_Written instruction:_
Leave out the pictures and repeat exactly the lines from the one containing "Output the text content of this document." through the end of the records.

_Rows:_

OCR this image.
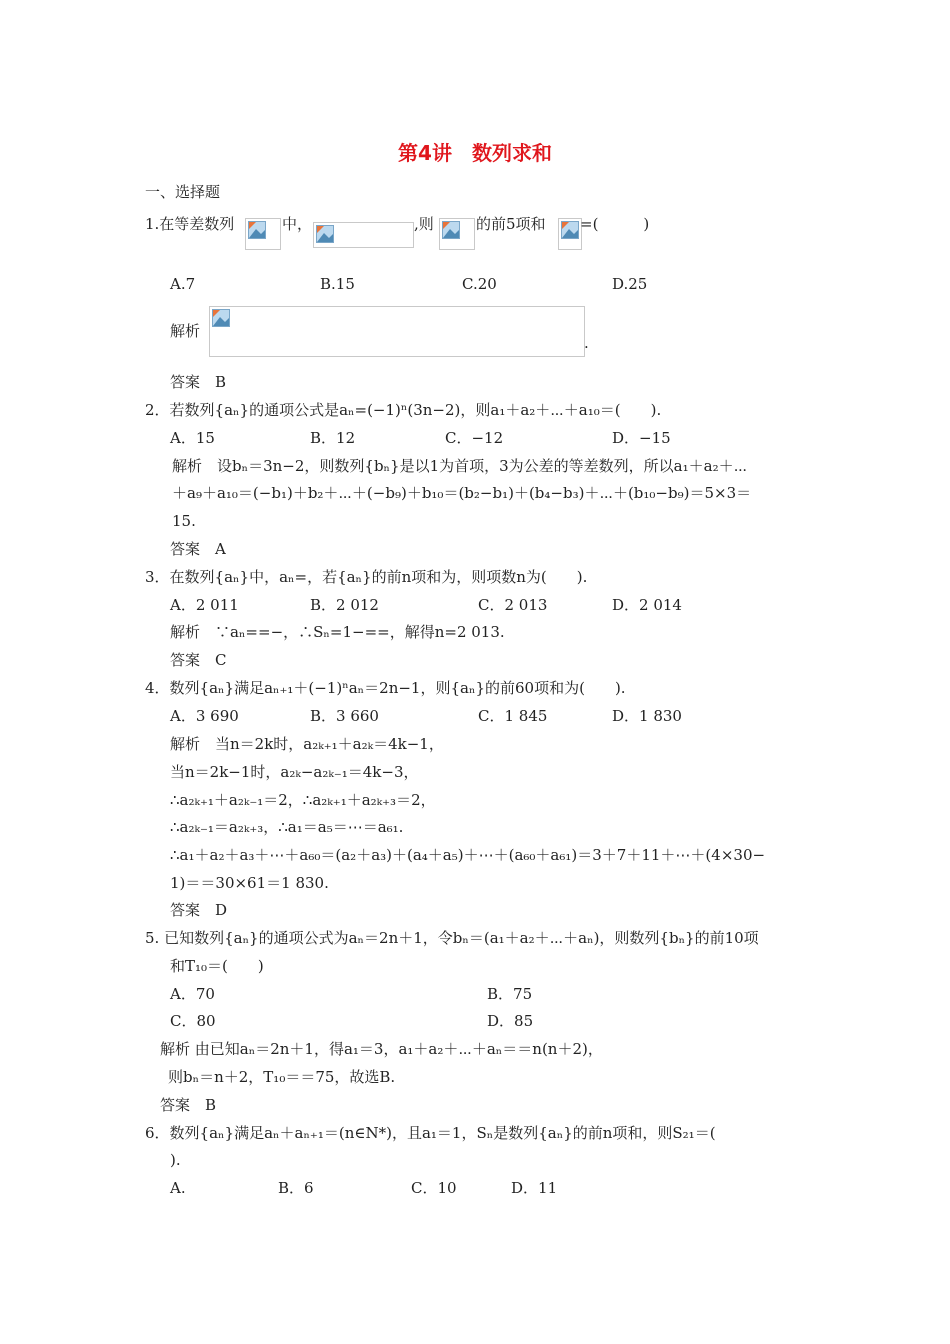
第4讲　数列求和
一、选择题
1.在等差数列	中，	,则	的前5项和 =(　　　)
A.7	B.15	C.20	D.25
解析
.
答案　B
2．若数列{aₙ}的通项公式是aₙ=(−1)ⁿ(3n−2)，则a₁＋a₂＋⋯＋a₁₀＝(　　).
A．15	B．12	C．−12	D．−15
解析　设bₙ＝3n−2，则数列{bₙ}是以1为首项，3为公差的等差数列，所以a₁＋a₂＋⋯
＋a₉＋a₁₀＝(−b₁)＋b₂＋⋯＋(−b₉)＋b₁₀＝(b₂−b₁)＋(b₄−b₃)＋⋯＋(b₁₀−b₉)＝5×3＝
15.
答案　A
3．在数列{aₙ}中，aₙ=，若{aₙ}的前n项和为，则项数n为(　　).
A．2 011	B．2 012	C．2 013	D．2 014
解析　∵aₙ==−，∴Sₙ=1−==，解得n=2 013.
答案　C
4．数列{aₙ}满足aₙ₊₁＋(−1)ⁿaₙ＝2n−1，则{aₙ}的前60项和为(　　).
A．3 690	B．3 660	C．1 845	D．1 830
解析　当n＝2k时，a₂ₖ₊₁＋a₂ₖ＝4k−1，
当n＝2k−1时，a₂ₖ−a₂ₖ₋₁＝4k−3，
∴a₂ₖ₊₁＋a₂ₖ₋₁＝2，∴a₂ₖ₊₁＋a₂ₖ₊₃＝2，
∴a₂ₖ₋₁＝a₂ₖ₊₃，∴a₁＝a₅＝⋯＝a₆₁.
∴a₁＋a₂＋a₃＋⋯＋a₆₀＝(a₂＋a₃)＋(a₄＋a₅)＋⋯＋(a₆₀＋a₆₁)＝3＋7＋11＋⋯＋(4×30−
1)＝＝30×61＝1 830.
答案　D
5. 已知数列{aₙ}的通项公式为aₙ＝2n＋1，令bₙ＝(a₁＋a₂＋⋯＋aₙ)，则数列{bₙ}的前10项
和T₁₀＝(　　)
A．70	B．75
C．80	D．85
解析 由已知aₙ＝2n＋1，得a₁＝3，a₁＋a₂＋⋯＋aₙ＝＝n(n＋2)，
则bₙ＝n＋2，T₁₀＝＝75，故选B.
答案　B
6．数列{aₙ}满足aₙ＋aₙ₊₁＝(n∈N*)，且a₁＝1，Sₙ是数列{aₙ}的前n项和，则S₂₁＝(
).
A.	B．6	C．10	D．11
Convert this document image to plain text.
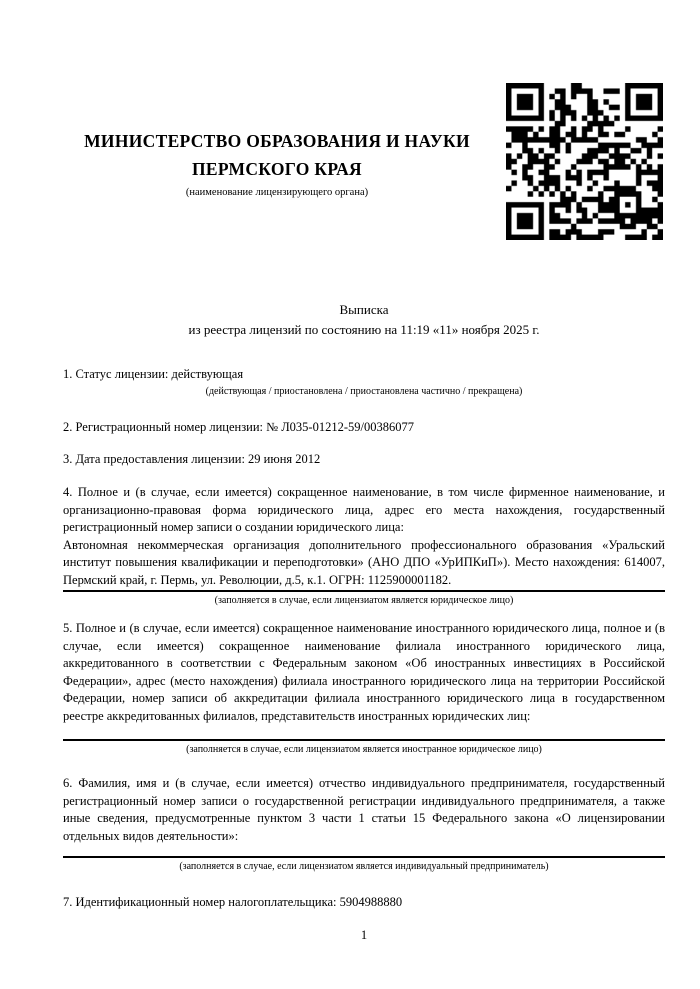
МИНИСТЕРСТВО ОБРАЗОВАНИЯ И НАУКИ
ПЕРМСКОГО КРАЯ
(наименование лицензирующего органа)
Выписка
из реестра лицензий по состоянию на 11:19 «11» ноября 2025 г.
1. Статус лицензии: действующая
(действующая / приостановлена / приостановлена частично / прекращена)
2. Регистрационный номер лицензии: № Л035-01212-59/00386077
3. Дата предоставления лицензии: 29 июня 2012
4. Полное и (в случае, если имеется) сокращенное наименование, в том числе фирменное наименование, и организационно-правовая форма юридического лица, адрес его места нахождения, государственный регистрационный номер записи о создании юридического лица:
Автономная некоммерческая организация дополнительного профессионального образования «Уральский институт повышения квалификации и переподготовки» (АНО ДПО «УрИПКиП»). Место нахождения: 614007, Пермский край, г. Пермь, ул. Революции, д.5, к.1. ОГРН: 1125900001182.
(заполняется в случае, если лицензиатом является юридическое лицо)
5. Полное и (в случае, если имеется) сокращенное наименование иностранного юридического лица, полное и (в случае, если имеется) сокращенное наименование филиала иностранного юридического лица, аккредитованного в соответствии с Федеральным законом «Об иностранных инвестициях в Российской Федерации», адрес (место нахождения) филиала иностранного юридического лица на территории Российской Федерации, номер записи об аккредитации филиала иностранного юридического лица в государственном реестре аккредитованных филиалов, представительств иностранных юридических лиц:
(заполняется в случае, если лицензиатом является иностранное юридическое лицо)
6. Фамилия, имя и (в случае, если имеется) отчество индивидуального предпринимателя, государственный регистрационный номер записи о государственной регистрации индивидуального предпринимателя, а также иные сведения, предусмотренные пунктом 3 части 1 статьи 15 Федерального закона «О лицензировании отдельных видов деятельности»:
(заполняется в случае, если лицензиатом является индивидуальный предприниматель)
7. Идентификационный номер налогоплательщика: 5904988880
1
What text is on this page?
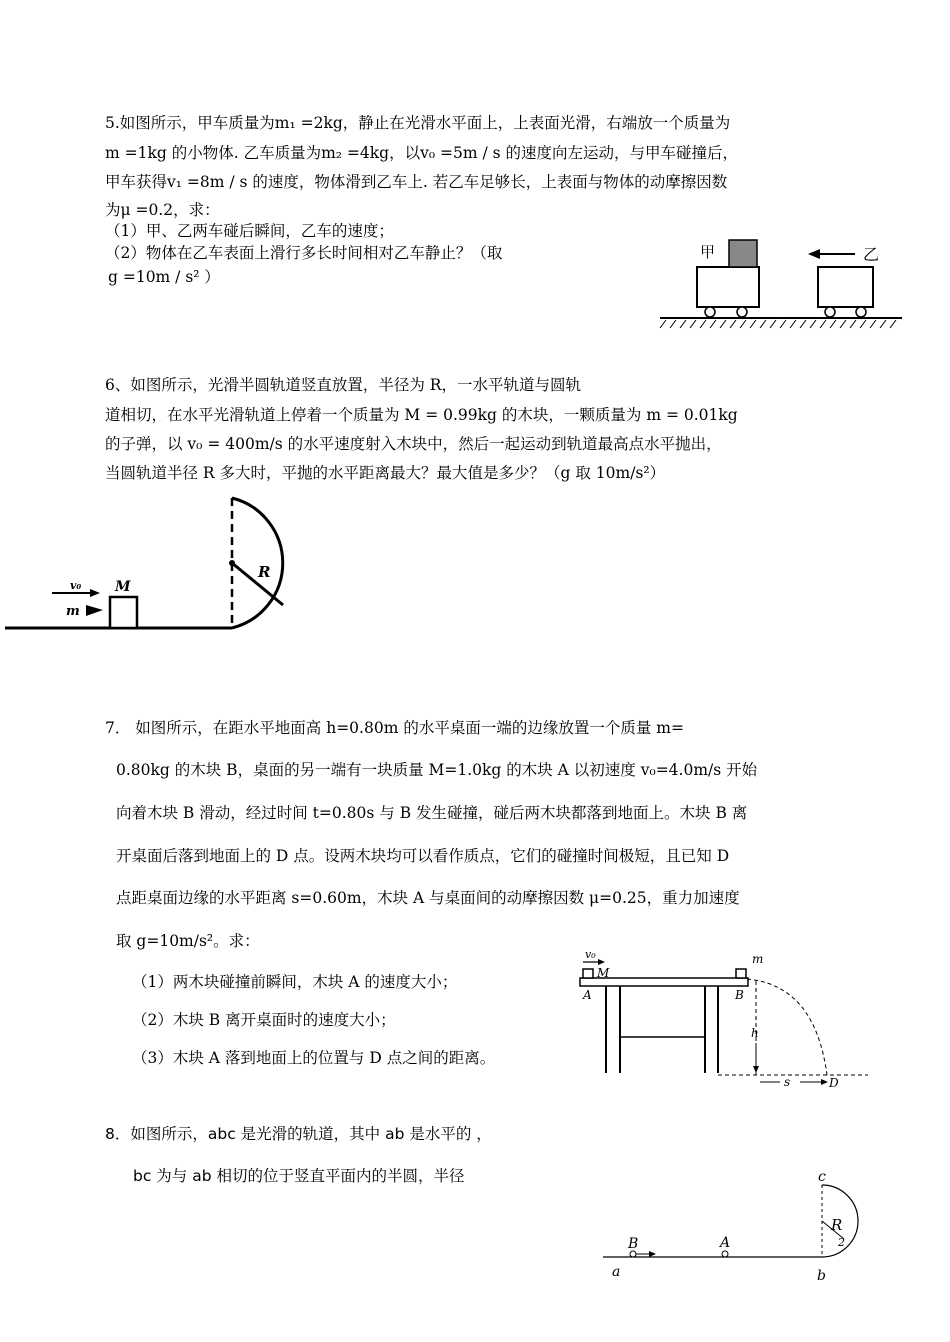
5.如图所示，甲车质量为m₁ =2kg，静止在光滑水平面上，上表面光滑，右端放一个质量为
m =1kg 的小物体. 乙车质量为m₂ =4kg，以v₀ =5m / s 的速度向左运动，与甲车碰撞后，
甲车获得v₁ =8m / s 的速度，物体滑到乙车上. 若乙车足够长，上表面与物体的动摩擦因数
为μ =0.2，求：
（1）甲、乙两车碰后瞬间，乙车的速度；
（2）物体在乙车表面上滑行多长时间相对乙车静止？（取
g =10m / s² ）
甲	乙
6、如图所示，光滑半圆轨道竖直放置，半径为 R，一水平轨道与圆轨
道相切，在水平光滑轨道上停着一个质量为 M = 0.99kg 的木块，一颗质量为 m = 0.01kg
的子弹，以 v₀ = 400m/s 的水平速度射入木块中，然后一起运动到轨道最高点水平抛出，
当圆轨道半径 R 多大时，平抛的水平距离最大？最大值是多少？（g 取 10m/s²）
R
M
v₀
m
7． 如图所示，在距水平地面高 h=0.80m 的水平桌面一端的边缘放置一个质量 m=
0.80kg 的木块 B，桌面的另一端有一块质量 M=1.0kg 的木块 A 以初速度 v₀=4.0m/s 开始
向着木块 B 滑动，经过时间 t=0.80s 与 B 发生碰撞，碰后两木块都落到地面上。木块 B 离
开桌面后落到地面上的 D 点。设两木块均可以看作质点，它们的碰撞时间极短，且已知 D
点距桌面边缘的水平距离 s=0.60m，木块 A 与桌面间的动摩擦因数 μ=0.25，重力加速度
取 g=10m/s²。求：
（1）两木块碰撞前瞬间，木块 A 的速度大小；
（2）木块 B 离开桌面时的速度大小；
（3）木块 A 落到地面上的位置与 D 点之间的距离。
v₀
M
A
m
B
h
s	D
8．如图所示，abc 是光滑的轨道，其中 ab 是水平的 ，
bc 为与 ab 相切的位于竖直平面内的半圆，半径	c
R
2
B	A
a	b
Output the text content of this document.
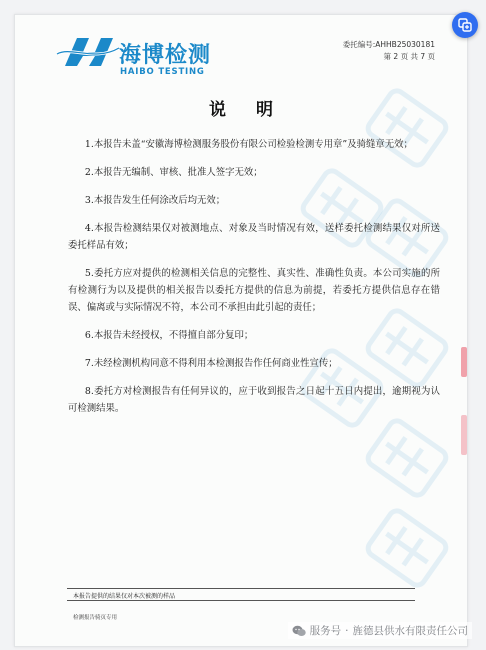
海博检测
HAIBO TESTING
委托编号:AHHB25030181
第 2 页 共 7 页
说明

1.本报告未盖“安徽海博检测服务股份有限公司检验检测专用章”及骑缝章无效；

2.本报告无编制、审核、批准人签字无效；

3.本报告发生任何涂改后均无效；

4.本报告检测结果仅对被测地点、对象及当时情况有效，送样委托检测结果仅对所送委托样品有效；

5.委托方应对提供的检测相关信息的完整性、真实性、准确性负责。本公司实施的所有检测行为以及提供的相关报告以委托方提供的信息为前提，若委托方提供信息存在错误、偏离或与实际情况不符，本公司不承担由此引起的责任；

6.本报告未经授权，不得擅自部分复印；

7.未经检测机构同意不得利用本检测报告作任何商业性宣传；

8.委托方对检测报告有任何异议的，应于收到报告之日起十五日内提出，逾期视为认可检测结果。

本报告提供的结果仅对本次被测的样品
检测报告骑页专用
服务号 · 旌德县供水有限责任公司
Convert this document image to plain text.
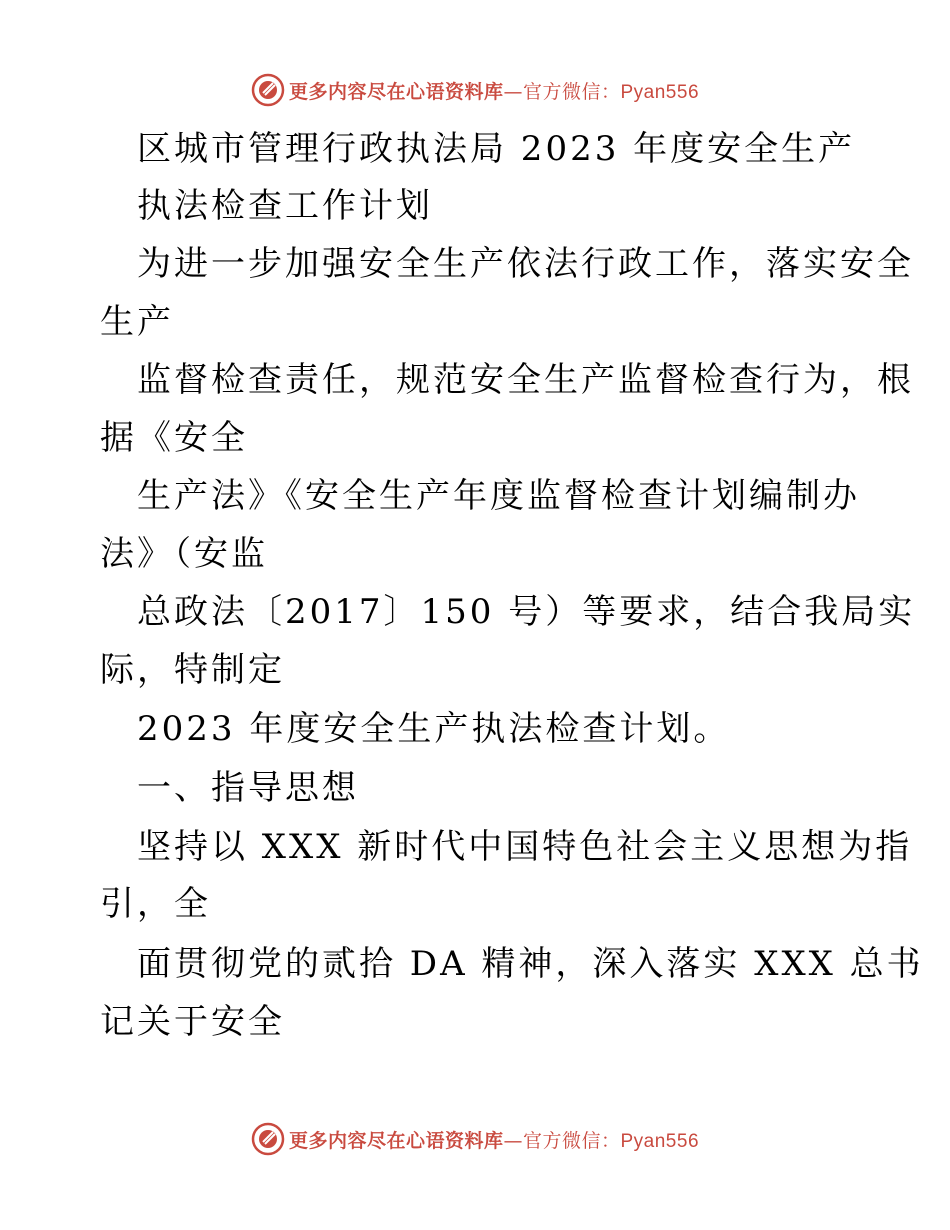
更多内容尽在心语资料库—官方微信：Pyan556
区城市管理行政执法局 2023 年度安全生产
执法检查工作计划
为进一步加强安全生产依法行政工作，落实安全
生产
监督检查责任，规范安全生产监督检查行为，根
据《安全
生产法》《安全生产年度监督检查计划编制办
法》（安监
总政法〔2017〕150 号）等要求，结合我局实
际，特制定
2023 年度安全生产执法检查计划。
一、指导思想
坚持以 XXX 新时代中国特色社会主义思想为指
引，全
面贯彻党的贰拾 DA 精神，深入落实 XXX 总书
记关于安全
更多内容尽在心语资料库—官方微信：Pyan556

_Finished exercise:_
Output the text content of this document.
海博检测
HAIBO TESTING
委托编号:AHHB25030181
第 2 页 共 7 页
说明

1.本报告未盖“安徽海博检测服务股份有限公司检验检测专用章”及骑缝章无效；

2.本报告无编制、审核、批准人签字无效；

3.本报告发生任何涂改后均无效；

4.本报告检测结果仅对被测地点、对象及当时情况有效，送样委托检测结果仅对所送委托样品有效；

5.委托方应对提供的检测相关信息的完整性、真实性、准确性负责。本公司实施的所有检测行为以及提供的相关报告以委托方提供的信息为前提，若委托方提供信息存在错误、偏离或与实际情况不符，本公司不承担由此引起的责任；

6.本报告未经授权，不得擅自部分复印；

7.未经检测机构同意不得利用本检测报告作任何商业性宣传；

8.委托方对检测报告有任何异议的，应于收到报告之日起十五日内提出，逾期视为认可检测结果。

本报告提供的结果仅对本次被测的样品
检测报告骑页专用
服务号 · 旌德县供水有限责任公司
Convert this document image to plain text.
更多内容尽在心语资料库—官方微信：Pyan556
区城市管理行政执法局 2023 年度安全生产
执法检查工作计划
为进一步加强安全生产依法行政工作，落实安全
生产
监督检查责任，规范安全生产监督检查行为，根
据《安全
生产法》《安全生产年度监督检查计划编制办
法》（安监
总政法〔2017〕150 号）等要求，结合我局实
际，特制定
2023 年度安全生产执法检查计划。
一、指导思想
坚持以 XXX 新时代中国特色社会主义思想为指
引，全
面贯彻党的贰拾 DA 精神，深入落实 XXX 总书
记关于安全
更多内容尽在心语资料库—官方微信：Pyan556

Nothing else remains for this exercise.